■ PROBLEM DETAILS ■
Scan each line of the records for the word "displays" and extract the ones that have it.

■ SUPPLIED INFORMATION ■

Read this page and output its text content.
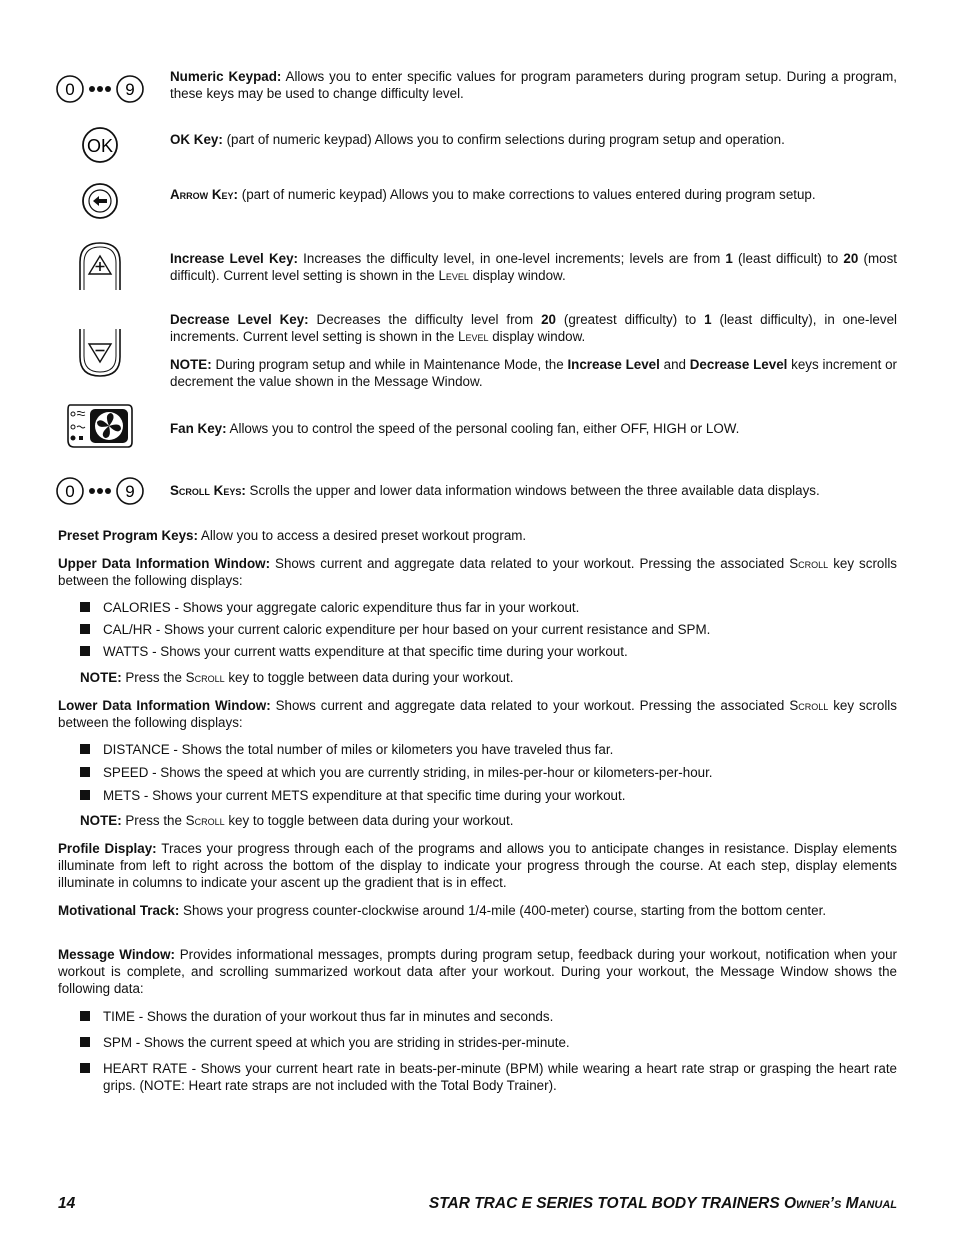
0	9

Numeric Keypad: Allows you to enter specific values for program parameters during program setup. During a program, these keys may be used to change difficulty level.

OK	OK Key: (part of numeric keypad) Allows you to confirm selections during program setup and operation.

Arrow Key: (part of numeric keypad) Allows you to make corrections to values entered during program setup.

Increase Level Key: Increases the difficulty level, in one-level increments; levels are from 1 (least difficult) to 20 (most difficult). Current level setting is shown in the Level display window.

Decrease Level Key: Decreases the difficulty level from 20 (greatest difficulty) to 1 (least difficulty), in one-level increments. Current level setting is shown in the Level display window.

NOTE: During program setup and while in Maintenance Mode, the Increase Level and Decrease Level keys increment or decrement the value shown in the Message Window.

Fan Key: Allows you to control the speed of the personal cooling fan, either OFF, HIGH or LOW.

0	9	Scroll Keys: Scrolls the upper and lower data information windows between the three available data displays.

Preset Program Keys: Allow you to access a desired preset workout program.
Upper Data Information Window: Shows current and aggregate data related to your workout. Pressing the associated Scroll key scrolls between the following displays:
CALORIES - Shows your aggregate caloric expenditure thus far in your workout.
CAL/HR - Shows your current caloric expenditure per hour based on your current resistance and SPM.
WATTS - Shows your current watts expenditure at that specific time during your workout.
NOTE: Press the Scroll key to toggle between data during your workout.
Lower Data Information Window: Shows current and aggregate data related to your workout. Pressing the associated Scroll key scrolls between the following displays:
DISTANCE - Shows the total number of miles or kilometers you have traveled thus far.
SPEED - Shows the speed at which you are currently striding, in miles-per-hour or kilometers-per-hour.
METS - Shows your current METS expenditure at that specific time during your workout.
NOTE: Press the Scroll key to toggle between data during your workout.
Profile Display: Traces your progress through each of the programs and allows you to anticipate changes in resistance. Display elements illuminate from left to right across the bottom of the display to indicate your progress through the course. At each step, display elements illuminate in columns to indicate your ascent up the gradient that is in effect.
Motivational Track: Shows your progress counter-clockwise around 1/4-mile (400-meter) course, starting from the bottom center.
Message Window: Provides informational messages, prompts during program setup, feedback during your workout, notification when your workout is complete, and scrolling summarized workout data after your workout. During your workout, the Message Window shows the following data:
TIME - Shows the duration of your workout thus far in minutes and seconds.
SPM - Shows the current speed at which you are striding in strides-per-minute.
HEART RATE - Shows your current heart rate in beats-per-minute (BPM) while wearing a heart rate strap or grasping the heart rate grips. (NOTE: Heart rate straps are not included with the Total Body Trainer).
14	STAR TRAC E SERIES TOTAL BODY TRAINERS Owner’s Manual
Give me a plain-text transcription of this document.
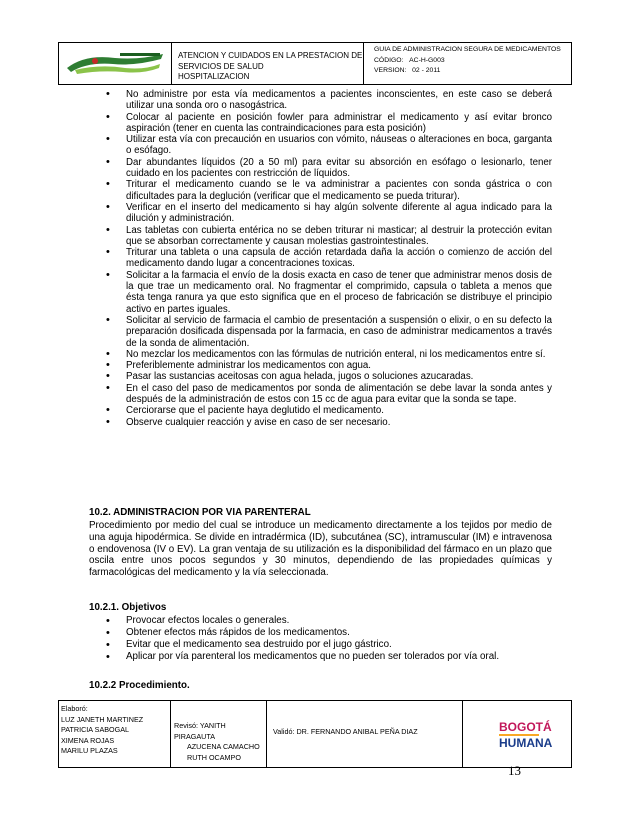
ATENCION Y CUIDADOS EN LA PRESTACION DE
SERVICIOS DE SALUD
HOSPITALIZACION
GUIA DE ADMINISTRACION SEGURA DE MEDICAMENTOS
CÓDIGO: AC-H-G003
VERSION: 02 - 2011
• No administre por esta vía medicamentos a pacientes inconscientes, en este caso se deberá utilizar una sonda oro o nasogástrica.
• Colocar al paciente en posición fowler para administrar el medicamento y así evitar bronco aspiración (tener en cuenta las contraindicaciones para esta posición)
• Utilizar esta vía con precaución en usuarios con vómito, náuseas o alteraciones en boca, garganta o esófago.
• Dar abundantes líquidos (20 a 50 ml) para evitar su absorción en esófago o lesionarlo, tener cuidado en los pacientes con restricción de líquidos.
• Triturar el medicamento cuando se le va administrar a pacientes con sonda gástrica o con dificultades para la deglución (verificar que el medicamento se pueda triturar).
• Verificar en el inserto del medicamento si hay algún solvente diferente al agua indicado para la dilución y administración.
• Las tabletas con cubierta entérica no se deben triturar ni masticar; al destruir la protección evitan que se absorban correctamente y causan molestias gastrointestinales.
• Triturar una tableta o una capsula de acción retardada daña la acción o comienzo de acción del medicamento dando lugar a concentraciones toxicas.
• Solicitar a la farmacia el envío de la dosis exacta en caso de tener que administrar menos dosis de la que trae un medicamento oral. No fragmentar el comprimido, capsula o tableta a menos que ésta tenga ranura ya que esto significa que en el proceso de fabricación se distribuye el principio activo en partes iguales.
• Solicitar al servicio de farmacia el cambio de presentación a suspensión o elixir, o en su defecto la preparación dosificada dispensada por la farmacia, en caso de administrar medicamentos a través de la sonda de alimentación.
• No mezclar los medicamentos con las fórmulas de nutrición enteral, ni los medicamentos entre sí.
• Preferiblemente administrar los medicamentos con agua.
• Pasar las sustancias aceitosas con agua helada, jugos o soluciones azucaradas.
• En el caso del paso de medicamentos por sonda de alimentación se debe lavar la sonda antes y después de la administración de estos con 15 cc de agua para evitar que la sonda se tape.
• Cerciorarse que el paciente haya deglutido el medicamento.
• Observe cualquier reacción y avise en caso de ser necesario.
10.2. ADMINISTRACION POR VIA PARENTERAL
Procedimiento por medio del cual se introduce un medicamento directamente a los tejidos por medio de una aguja hipodérmica. Se divide en intradérmica (ID), subcutánea (SC), intramuscular (IM) e intravenosa o endovenosa (IV o EV). La gran ventaja de su utilización es la disponibilidad del fármaco en un plazo que oscila entre unos pocos segundos y 30 minutos, dependiendo de las propiedades químicas y farmacológicas del medicamento y la vía seleccionada.
10.2.1. Objetivos
• Provocar efectos locales o generales.
• Obtener efectos más rápidos de los medicamentos.
• Evitar que el medicamento sea destruido por el jugo gástrico.
• Aplicar por vía parenteral los medicamentos que no pueden ser tolerados por vía oral.
10.2.2 Procedimiento.
Elaboró:
LUZ JANETH MARTINEZ
PATRICIA SABOGAL
XIMENA ROJAS
MARILU PLAZAS
Revisó: YANITH PIRAGAUTA
AZUCENA CAMACHO
RUTH OCAMPO
Validó: DR. FERNANDO ANIBAL PEÑA DIAZ	BOGOTÁ
HUMANA
13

■ SOLUTION TO THE EXERCISE ■
0	9	Scroll Keys: Scrolls the upper and lower data information windows between the three available data displays.
Upper Data Information Window: Shows current and aggregate data related to your workout. Pressing the associated Scroll key scrolls between the following displays:
Lower Data Information Window: Shows current and aggregate data related to your workout. Pressing the associated Scroll key scrolls between the following displays:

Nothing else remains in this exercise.